• **INSTRUCTIONS FOR THE TASK**: Scan the data that follows and count the lines with the string "公文的书面格式"; answer with the count alone.

• **RECORD SET**:

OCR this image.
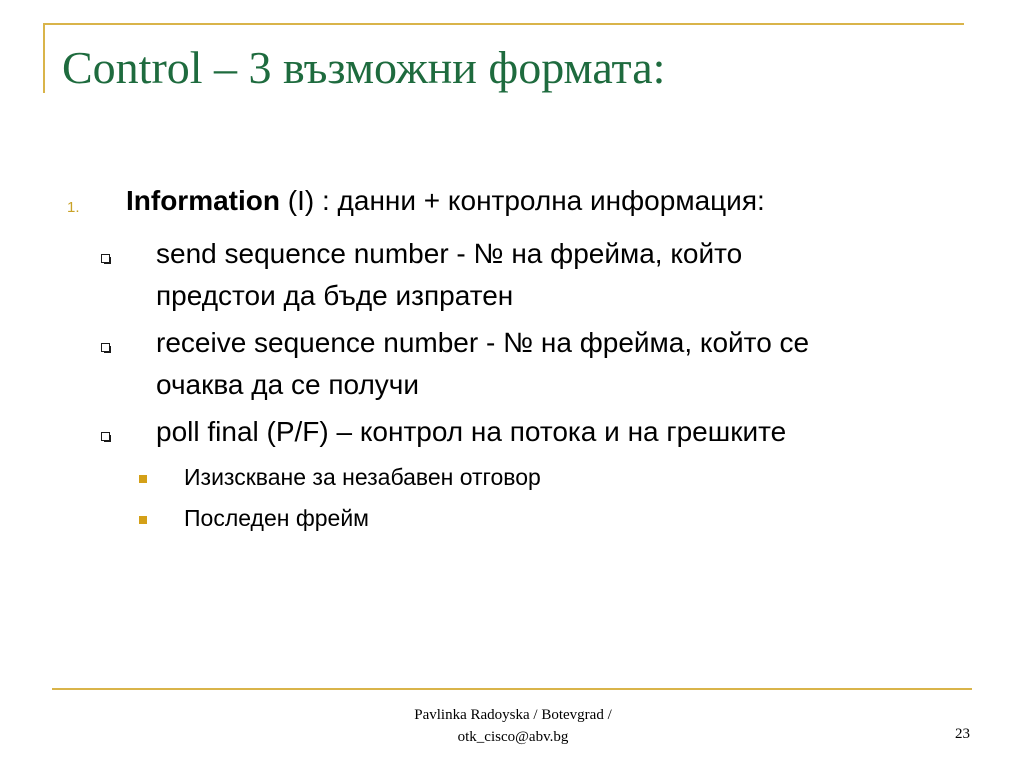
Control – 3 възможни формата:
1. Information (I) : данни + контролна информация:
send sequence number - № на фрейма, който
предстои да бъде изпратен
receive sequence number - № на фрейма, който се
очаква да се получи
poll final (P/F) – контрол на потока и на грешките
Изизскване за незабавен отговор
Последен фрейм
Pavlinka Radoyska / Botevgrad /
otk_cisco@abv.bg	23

---

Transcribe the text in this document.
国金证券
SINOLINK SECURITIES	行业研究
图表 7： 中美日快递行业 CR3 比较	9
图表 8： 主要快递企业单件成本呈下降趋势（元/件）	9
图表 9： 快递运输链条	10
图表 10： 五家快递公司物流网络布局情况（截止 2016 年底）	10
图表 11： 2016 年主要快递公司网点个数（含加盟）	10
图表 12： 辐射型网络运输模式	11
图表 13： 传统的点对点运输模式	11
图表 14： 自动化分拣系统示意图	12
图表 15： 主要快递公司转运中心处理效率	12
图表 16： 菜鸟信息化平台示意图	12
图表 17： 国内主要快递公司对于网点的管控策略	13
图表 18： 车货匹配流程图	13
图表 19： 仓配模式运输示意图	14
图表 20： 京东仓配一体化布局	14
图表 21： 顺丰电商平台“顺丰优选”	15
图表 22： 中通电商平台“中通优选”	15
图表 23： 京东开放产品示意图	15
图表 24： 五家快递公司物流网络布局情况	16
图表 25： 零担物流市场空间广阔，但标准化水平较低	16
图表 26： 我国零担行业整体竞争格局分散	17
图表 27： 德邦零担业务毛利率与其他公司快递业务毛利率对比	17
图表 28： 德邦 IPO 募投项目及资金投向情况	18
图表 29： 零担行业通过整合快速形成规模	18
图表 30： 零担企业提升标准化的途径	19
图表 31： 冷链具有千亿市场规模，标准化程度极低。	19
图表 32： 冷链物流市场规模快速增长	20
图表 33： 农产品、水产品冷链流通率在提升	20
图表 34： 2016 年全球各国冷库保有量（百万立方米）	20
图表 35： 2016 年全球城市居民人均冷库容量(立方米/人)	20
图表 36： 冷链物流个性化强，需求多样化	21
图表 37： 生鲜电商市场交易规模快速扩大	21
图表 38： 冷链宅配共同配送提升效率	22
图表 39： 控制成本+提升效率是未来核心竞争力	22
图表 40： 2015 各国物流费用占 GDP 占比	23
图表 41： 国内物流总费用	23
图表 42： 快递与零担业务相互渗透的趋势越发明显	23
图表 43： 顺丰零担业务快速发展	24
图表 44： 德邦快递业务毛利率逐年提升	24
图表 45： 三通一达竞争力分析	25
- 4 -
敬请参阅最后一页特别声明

--

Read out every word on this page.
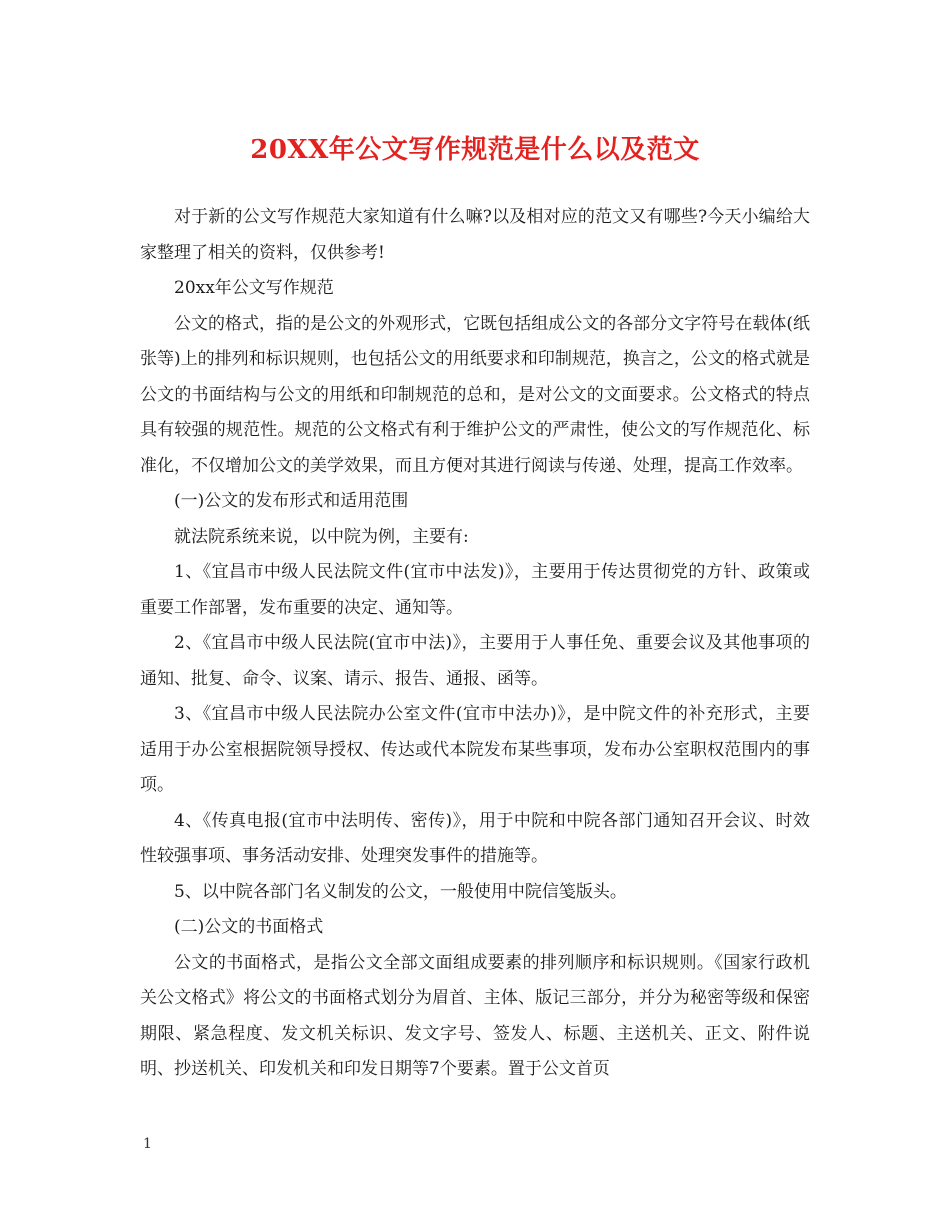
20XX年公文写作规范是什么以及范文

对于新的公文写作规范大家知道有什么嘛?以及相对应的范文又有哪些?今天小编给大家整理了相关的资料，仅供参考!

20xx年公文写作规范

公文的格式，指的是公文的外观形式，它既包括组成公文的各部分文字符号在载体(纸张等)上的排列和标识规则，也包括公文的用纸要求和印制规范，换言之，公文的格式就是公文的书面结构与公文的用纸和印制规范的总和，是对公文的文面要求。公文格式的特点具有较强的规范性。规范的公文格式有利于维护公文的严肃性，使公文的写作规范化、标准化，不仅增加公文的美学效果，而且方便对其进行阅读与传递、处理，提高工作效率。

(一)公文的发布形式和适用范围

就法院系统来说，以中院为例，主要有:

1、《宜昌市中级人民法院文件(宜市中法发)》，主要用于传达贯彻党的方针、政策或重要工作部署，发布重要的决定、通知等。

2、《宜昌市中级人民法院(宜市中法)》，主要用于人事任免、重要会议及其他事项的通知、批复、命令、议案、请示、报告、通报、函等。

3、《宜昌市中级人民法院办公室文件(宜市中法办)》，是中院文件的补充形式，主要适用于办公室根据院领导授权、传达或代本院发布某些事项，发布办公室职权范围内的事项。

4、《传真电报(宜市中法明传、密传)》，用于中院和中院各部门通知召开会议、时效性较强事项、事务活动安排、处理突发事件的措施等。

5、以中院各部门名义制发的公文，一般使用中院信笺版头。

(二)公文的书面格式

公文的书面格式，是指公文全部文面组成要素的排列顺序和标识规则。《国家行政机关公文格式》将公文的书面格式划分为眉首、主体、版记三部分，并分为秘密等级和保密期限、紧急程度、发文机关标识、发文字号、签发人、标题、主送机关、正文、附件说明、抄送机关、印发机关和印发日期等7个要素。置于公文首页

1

• **EXPECTED OUTPUT**: 2